STATED GOAL –
Write out all of the records precisely. Skip anything that is a picture.
[START]
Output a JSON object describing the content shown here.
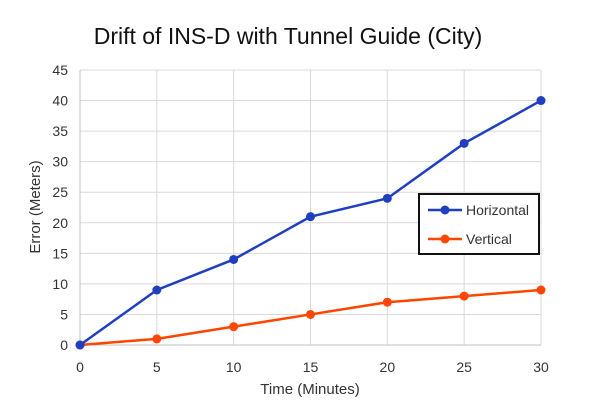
{
  "chart_data": {
    "type": "line",
    "title": "Drift of INS-D with Tunnel Guide (City)",
    "xlabel": "Time (Minutes)",
    "ylabel": "Error (Meters)",
    "x": [
      0,
      5,
      10,
      15,
      20,
      25,
      30
    ],
    "xlim": [
      0,
      30
    ],
    "ylim": [
      0,
      45
    ],
    "xticks": [
      "0",
      "5",
      "10",
      "15",
      "20",
      "25",
      "30"
    ],
    "yticks": [
      "0",
      "5",
      "10",
      "15",
      "20",
      "25",
      "30",
      "35",
      "40",
      "45"
    ],
    "grid": true,
    "legend_position": "right",
    "series": [
      {
        "name": "Horizontal",
        "color": "#1f3fbf",
        "values": [
          0,
          9,
          14,
          21,
          24,
          33,
          40
        ]
      },
      {
        "name": "Vertical",
        "color": "#ff4500",
        "values": [
          0,
          1,
          3,
          5,
          7,
          8,
          9
        ]
      }
    ]
  }
}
[END]
RESPONSE TO THIS EXERCISE –
Output a JSON object describing the content shown here.
{
  "chart_data": {
    "type": "line",
    "title": "Drift of INS-D with Tunnel Guide (City)",
    "xlabel": "Time (Minutes)",
    "ylabel": "Error (Meters)",
    "x": [
      0,
      5,
      10,
      15,
      20,
      25,
      30
    ],
    "xlim": [
      0,
      30
    ],
    "ylim": [
      0,
      45
    ],
    "xticks": [
      "0",
      "5",
      "10",
      "15",
      "20",
      "25",
      "30"
    ],
    "yticks": [
      "0",
      "5",
      "10",
      "15",
      "20",
      "25",
      "30",
      "35",
      "40",
      "45"
    ],
    "grid": true,
    "legend_position": "right",
    "series": [
      {
        "name": "Horizontal",
        "color": "#1f3fbf",
        "values": [
          0,
          9,
          14,
          21,
          24,
          33,
          40
        ]
      },
      {
        "name": "Vertical",
        "color": "#ff4500",
        "values": [
          0,
          1,
          3,
          5,
          7,
          8,
          9
        ]
      }
    ]
  }
}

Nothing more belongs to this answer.